Document section:
Basic Trope: An author tends to insert various quirks they like in their work.
- Straight: Bob, the creator of Amazing Girl, Alice and Bob, and Legends of Tropealia, always inserts a scantily clad woman in the aforementioned works.
- Exaggerated: Everything created by Bob has a scantily clad woman in it somewhere.
- Downplayed: Bob's work occasionally features a woman with a revealing outfit, but not very often.
- Justified:
- Bob likes scantily clad women and believes others will too.
- The series takes place in a setting with high temperature. If the girls wore too much, they might overheat themselves and die.
- Inverted:
- Bob outright refuses to put a scantily clad woman in any of his work, despite his own interest in that sort of thing.
- Bob is gay; he only puts in the scantily clad women because he knows the audience loves it.
- Despite medical scenes being very common, Bob's works have a conspicuous exclusion of all injections due to his own phobias.
- Subverted:
- Fans of Bob's work are surprised to find that Tales of Tropeville has no scantily clad women at all.
- The audience have come to expect scantily clad women in Bob's works, so he dare not disappoint them by going against type (and besides, his publishers won't let him).
- Double Subverted: But one shows up in the series finale as a Mythology Gag.
- Parodied: Bob likes scantily-clad women, so Bob makes all the women in his work scantily-clad, including the old and obese ones.
- Zig Zagged: Bob's work alternately do or do not include scantily clad women.
- Averted: Bob doesn't have any recognizable quirks in his portfolio.
- Enforced: Not applicable. (The creators always decide this trope on their own free will.)
- Lampshaded: "Another nearly naked lady?! What's wrong with the guy writing this stuff?!"
- Invoked: Not applicable. (This is an out-of-universe trope.)
- Exploited: The Genre Savvy characters are aware that a scantily clad woman will show up, so they look for her.
- Defied: The editor makes sure that gratuitous kinks don't slip in.
- Discussed: ???
- Conversed: "Seriously? What is with this show and scantily clad janitors?" "Must be the author's fetish."
- Implied: Not applicable. (This trope can only be shown.)
- Deconstructed:
- Fans of Bob's work are turned off by this, calling it nothing but fanservice.
- What appeals to Bob is not as simple as "naked attractive people" and it's so out there that it turns into an Audience-Alienating Premise.
- Reconstructed: Fans of Bob's work love his work because of the amount of fanservice in his work.
- Played For Laughs: Bob puts a banana in every work of his.
Bob just loves to add Author Appeal, doesn't he?

The task: Repeat the Author Appeal text from "- Parodied: Bob" to "an out-of-universe trope.)".

[Stored data entries]
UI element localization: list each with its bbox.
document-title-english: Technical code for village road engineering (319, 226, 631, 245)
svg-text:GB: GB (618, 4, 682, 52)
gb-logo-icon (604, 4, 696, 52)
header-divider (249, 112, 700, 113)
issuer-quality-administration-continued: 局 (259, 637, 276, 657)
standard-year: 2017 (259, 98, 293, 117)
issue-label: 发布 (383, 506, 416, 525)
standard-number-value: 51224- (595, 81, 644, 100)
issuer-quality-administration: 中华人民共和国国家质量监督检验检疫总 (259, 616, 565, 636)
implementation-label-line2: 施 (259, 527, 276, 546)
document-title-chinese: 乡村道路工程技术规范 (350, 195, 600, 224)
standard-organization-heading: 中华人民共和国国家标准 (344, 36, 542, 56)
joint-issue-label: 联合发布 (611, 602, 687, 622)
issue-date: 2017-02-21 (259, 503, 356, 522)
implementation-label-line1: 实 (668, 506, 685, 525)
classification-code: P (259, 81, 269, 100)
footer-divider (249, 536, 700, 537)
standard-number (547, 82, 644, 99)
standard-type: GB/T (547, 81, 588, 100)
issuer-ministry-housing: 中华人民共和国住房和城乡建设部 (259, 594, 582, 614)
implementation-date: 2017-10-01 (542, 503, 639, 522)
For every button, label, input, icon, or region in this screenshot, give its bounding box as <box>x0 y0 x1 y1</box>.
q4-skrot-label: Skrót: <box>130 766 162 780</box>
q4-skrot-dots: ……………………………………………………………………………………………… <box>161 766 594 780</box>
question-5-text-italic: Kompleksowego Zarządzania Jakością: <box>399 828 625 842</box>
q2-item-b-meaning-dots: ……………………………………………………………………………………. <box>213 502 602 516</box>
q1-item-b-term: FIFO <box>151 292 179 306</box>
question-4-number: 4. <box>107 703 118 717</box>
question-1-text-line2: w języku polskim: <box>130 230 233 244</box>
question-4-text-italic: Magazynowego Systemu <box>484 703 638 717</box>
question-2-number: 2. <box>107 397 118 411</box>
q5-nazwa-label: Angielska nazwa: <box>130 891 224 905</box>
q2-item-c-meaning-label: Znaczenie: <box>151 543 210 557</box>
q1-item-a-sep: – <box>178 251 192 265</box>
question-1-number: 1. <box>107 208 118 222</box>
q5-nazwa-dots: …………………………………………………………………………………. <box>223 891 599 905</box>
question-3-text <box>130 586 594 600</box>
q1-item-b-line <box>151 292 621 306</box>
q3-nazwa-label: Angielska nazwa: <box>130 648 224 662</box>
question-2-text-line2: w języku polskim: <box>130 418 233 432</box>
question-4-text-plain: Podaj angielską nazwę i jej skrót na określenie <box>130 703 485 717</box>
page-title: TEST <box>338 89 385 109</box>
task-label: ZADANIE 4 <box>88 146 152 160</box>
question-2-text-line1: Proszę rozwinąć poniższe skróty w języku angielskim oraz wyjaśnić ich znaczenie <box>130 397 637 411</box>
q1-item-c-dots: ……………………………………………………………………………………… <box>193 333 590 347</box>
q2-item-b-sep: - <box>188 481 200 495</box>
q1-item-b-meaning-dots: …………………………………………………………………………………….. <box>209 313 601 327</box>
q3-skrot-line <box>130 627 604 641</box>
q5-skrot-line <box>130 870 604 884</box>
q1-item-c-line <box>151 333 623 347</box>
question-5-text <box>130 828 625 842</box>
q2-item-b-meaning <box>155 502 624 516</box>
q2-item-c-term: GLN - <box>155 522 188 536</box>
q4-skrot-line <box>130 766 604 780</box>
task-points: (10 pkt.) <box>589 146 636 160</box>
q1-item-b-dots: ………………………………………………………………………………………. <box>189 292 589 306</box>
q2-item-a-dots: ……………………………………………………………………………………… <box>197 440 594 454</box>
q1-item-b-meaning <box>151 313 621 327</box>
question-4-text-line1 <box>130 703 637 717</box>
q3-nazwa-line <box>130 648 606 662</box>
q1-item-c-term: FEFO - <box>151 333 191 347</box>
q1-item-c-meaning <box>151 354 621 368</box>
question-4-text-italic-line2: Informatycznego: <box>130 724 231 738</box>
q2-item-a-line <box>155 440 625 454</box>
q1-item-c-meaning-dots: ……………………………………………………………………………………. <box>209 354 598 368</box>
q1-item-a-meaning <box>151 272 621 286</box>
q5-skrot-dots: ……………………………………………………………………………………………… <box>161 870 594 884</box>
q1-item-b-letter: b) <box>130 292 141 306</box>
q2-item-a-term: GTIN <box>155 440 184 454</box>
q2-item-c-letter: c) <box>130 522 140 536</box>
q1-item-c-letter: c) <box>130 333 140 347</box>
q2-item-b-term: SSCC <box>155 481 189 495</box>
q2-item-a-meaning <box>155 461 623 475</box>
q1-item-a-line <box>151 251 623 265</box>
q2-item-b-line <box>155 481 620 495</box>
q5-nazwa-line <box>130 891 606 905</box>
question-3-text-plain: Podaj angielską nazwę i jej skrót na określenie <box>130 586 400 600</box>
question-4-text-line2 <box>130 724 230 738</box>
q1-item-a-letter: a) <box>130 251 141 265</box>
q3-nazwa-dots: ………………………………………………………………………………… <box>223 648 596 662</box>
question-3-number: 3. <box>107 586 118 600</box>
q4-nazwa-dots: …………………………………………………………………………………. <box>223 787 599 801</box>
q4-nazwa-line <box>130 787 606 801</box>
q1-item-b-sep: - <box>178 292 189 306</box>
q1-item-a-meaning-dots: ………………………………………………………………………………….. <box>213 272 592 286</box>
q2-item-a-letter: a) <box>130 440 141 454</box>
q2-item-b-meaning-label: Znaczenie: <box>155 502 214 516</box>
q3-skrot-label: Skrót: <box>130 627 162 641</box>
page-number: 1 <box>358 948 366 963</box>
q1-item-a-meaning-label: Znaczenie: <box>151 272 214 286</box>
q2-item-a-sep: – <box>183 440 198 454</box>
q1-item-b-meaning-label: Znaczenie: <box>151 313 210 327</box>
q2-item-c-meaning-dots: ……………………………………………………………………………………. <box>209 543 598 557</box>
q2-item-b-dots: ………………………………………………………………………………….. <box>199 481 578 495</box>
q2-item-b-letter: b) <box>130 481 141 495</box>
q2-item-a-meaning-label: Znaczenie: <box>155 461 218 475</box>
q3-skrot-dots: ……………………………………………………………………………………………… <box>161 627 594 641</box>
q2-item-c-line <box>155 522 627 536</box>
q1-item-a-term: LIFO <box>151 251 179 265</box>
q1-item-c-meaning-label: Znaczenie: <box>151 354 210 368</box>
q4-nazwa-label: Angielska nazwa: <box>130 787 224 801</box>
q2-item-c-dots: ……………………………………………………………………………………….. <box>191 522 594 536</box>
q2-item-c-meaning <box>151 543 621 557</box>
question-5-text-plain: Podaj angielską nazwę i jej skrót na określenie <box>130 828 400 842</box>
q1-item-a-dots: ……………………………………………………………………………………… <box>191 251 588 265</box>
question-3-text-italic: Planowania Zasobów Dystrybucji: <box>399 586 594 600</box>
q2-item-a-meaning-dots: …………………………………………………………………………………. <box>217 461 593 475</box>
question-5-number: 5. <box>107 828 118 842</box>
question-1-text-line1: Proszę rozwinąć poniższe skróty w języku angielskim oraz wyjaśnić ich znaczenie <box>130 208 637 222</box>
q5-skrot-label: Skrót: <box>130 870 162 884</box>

Expected answer:
- Parodied: Bob likes scantily-clad women, so Bob makes all the women in his work scantily-clad, including the old and obese ones.
- Zig Zagged: Bob's work alternately do or do not include scantily clad women.
- Averted: Bob doesn't have any recognizable quirks in his portfolio.
- Enforced: Not applicable. (The creators always decide this trope on their own free will.)
- Lampshaded: "Another nearly naked lady?! What's wrong with the guy writing this stuff?!"
- Invoked: Not applicable. (This is an out-of-universe trope.)